__Problem requirements__:
Output, please, every line from the line that holds "Read out every word on this page." to the end, exactly as written.

__Data for this task__:

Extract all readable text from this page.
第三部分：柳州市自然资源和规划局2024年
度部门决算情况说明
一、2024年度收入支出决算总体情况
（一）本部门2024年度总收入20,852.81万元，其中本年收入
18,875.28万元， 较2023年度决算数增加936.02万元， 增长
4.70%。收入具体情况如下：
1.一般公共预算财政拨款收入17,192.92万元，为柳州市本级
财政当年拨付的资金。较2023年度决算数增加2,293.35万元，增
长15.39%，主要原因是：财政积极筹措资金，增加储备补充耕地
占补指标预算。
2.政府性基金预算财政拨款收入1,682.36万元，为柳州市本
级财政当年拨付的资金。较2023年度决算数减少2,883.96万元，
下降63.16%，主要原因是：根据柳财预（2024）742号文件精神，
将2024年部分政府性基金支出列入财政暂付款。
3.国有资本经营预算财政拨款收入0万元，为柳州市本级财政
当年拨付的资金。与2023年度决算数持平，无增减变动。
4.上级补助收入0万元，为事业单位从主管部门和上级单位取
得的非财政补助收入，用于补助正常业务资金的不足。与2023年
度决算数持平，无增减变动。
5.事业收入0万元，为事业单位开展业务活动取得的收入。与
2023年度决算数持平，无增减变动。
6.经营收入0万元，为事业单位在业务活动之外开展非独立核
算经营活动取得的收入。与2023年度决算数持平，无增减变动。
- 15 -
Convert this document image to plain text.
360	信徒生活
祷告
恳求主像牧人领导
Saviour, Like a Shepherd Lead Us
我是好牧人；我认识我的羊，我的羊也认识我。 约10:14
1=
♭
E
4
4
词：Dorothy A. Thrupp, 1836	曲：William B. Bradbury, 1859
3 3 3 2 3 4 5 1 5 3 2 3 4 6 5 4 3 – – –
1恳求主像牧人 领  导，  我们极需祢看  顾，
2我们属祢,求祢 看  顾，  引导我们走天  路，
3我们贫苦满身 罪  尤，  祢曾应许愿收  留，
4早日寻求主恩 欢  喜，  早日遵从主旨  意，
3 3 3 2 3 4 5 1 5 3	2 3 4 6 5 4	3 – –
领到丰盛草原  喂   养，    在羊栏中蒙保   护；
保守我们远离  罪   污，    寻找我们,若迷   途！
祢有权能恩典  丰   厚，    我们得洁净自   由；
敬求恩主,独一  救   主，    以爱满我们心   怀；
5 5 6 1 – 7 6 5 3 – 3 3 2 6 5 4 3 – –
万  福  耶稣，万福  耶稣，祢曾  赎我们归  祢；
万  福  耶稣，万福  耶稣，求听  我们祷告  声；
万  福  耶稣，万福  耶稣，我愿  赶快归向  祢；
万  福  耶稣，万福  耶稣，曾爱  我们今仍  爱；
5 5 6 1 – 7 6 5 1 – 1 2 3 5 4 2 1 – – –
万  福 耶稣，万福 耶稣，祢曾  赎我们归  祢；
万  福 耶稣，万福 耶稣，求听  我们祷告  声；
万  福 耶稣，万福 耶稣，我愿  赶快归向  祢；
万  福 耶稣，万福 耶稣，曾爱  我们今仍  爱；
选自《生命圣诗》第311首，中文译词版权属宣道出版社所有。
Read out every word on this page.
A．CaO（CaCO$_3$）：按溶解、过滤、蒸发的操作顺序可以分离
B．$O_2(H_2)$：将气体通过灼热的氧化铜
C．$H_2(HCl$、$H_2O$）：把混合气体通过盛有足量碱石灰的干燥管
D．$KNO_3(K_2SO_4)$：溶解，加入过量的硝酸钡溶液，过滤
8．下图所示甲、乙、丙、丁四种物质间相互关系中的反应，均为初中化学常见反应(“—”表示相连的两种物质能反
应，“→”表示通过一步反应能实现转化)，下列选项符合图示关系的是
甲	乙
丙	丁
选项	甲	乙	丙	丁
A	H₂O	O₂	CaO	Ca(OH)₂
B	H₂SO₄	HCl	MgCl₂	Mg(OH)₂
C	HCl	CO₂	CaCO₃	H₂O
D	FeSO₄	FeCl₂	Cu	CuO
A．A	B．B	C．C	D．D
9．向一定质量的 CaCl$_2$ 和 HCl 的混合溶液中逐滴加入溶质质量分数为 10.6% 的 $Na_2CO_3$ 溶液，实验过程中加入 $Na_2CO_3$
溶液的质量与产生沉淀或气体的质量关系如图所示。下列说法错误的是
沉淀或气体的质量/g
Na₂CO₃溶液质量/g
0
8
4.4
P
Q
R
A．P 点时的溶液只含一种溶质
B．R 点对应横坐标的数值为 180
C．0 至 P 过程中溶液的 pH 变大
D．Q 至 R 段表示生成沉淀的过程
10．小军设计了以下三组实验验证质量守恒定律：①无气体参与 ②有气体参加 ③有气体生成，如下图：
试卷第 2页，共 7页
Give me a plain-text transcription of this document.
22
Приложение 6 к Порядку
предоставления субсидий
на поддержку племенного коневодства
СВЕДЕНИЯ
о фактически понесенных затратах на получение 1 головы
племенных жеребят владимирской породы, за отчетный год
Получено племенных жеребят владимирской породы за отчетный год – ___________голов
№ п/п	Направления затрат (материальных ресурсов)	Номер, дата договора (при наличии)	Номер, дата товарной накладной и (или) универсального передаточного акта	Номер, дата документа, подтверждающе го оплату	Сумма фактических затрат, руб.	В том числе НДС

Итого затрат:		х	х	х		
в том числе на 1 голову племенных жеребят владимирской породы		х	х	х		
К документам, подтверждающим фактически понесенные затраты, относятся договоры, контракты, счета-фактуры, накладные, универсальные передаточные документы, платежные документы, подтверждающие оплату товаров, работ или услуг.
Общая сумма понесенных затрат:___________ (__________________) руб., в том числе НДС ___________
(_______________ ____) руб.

__Solution to this task__:
Read out every word on this page.
A．CaO（CaCO$_3$）：按溶解、过滤、蒸发的操作顺序可以分离
B．$O_2(H_2)$：将气体通过灼热的氧化铜
C．$H_2(HCl$、$H_2O$）：把混合气体通过盛有足量碱石灰的干燥管
D．$KNO_3(K_2SO_4)$：溶解，加入过量的硝酸钡溶液，过滤
8．下图所示甲、乙、丙、丁四种物质间相互关系中的反应，均为初中化学常见反应(“—”表示相连的两种物质能反
应，“→”表示通过一步反应能实现转化)，下列选项符合图示关系的是
甲	乙
丙	丁
选项	甲	乙	丙	丁
A	H₂O	O₂	CaO	Ca(OH)₂
B	H₂SO₄	HCl	MgCl₂	Mg(OH)₂
C	HCl	CO₂	CaCO₃	H₂O
D	FeSO₄	FeCl₂	Cu	CuO
A．A	B．B	C．C	D．D
9．向一定质量的 CaCl$_2$ 和 HCl 的混合溶液中逐滴加入溶质质量分数为 10.6% 的 $Na_2CO_3$ 溶液，实验过程中加入 $Na_2CO_3$
溶液的质量与产生沉淀或气体的质量关系如图所示。下列说法错误的是
沉淀或气体的质量/g
Na₂CO₃溶液质量/g
0
8
4.4
P
Q
R
A．P 点时的溶液只含一种溶质
B．R 点对应横坐标的数值为 180
C．0 至 P 过程中溶液的 pH 变大
D．Q 至 R 段表示生成沉淀的过程
10．小军设计了以下三组实验验证质量守恒定律：①无气体参与 ②有气体参加 ③有气体生成，如下图：
试卷第 2页，共 7页
Give me a plain-text transcription of this document.
22
Приложение 6 к Порядку
предоставления субсидий
на поддержку племенного коневодства
СВЕДЕНИЯ
о фактически понесенных затратах на получение 1 головы
племенных жеребят владимирской породы, за отчетный год
Получено племенных жеребят владимирской породы за отчетный год – ___________голов
№ п/п	Направления затрат (материальных ресурсов)	Номер, дата договора (при наличии)	Номер, дата товарной накладной и (или) универсального передаточного акта	Номер, дата документа, подтверждающе го оплату	Сумма фактических затрат, руб.	В том числе НДС

Итого затрат:		х	х	х		
в том числе на 1 голову племенных жеребят владимирской породы		х	х	х		
К документам, подтверждающим фактически понесенные затраты, относятся договоры, контракты, счета-фактуры, накладные, универсальные передаточные документы, платежные документы, подтверждающие оплату товаров, работ или услуг.
Общая сумма понесенных затрат:___________ (__________________) руб., в том числе НДС ___________
(_______________ ____) руб.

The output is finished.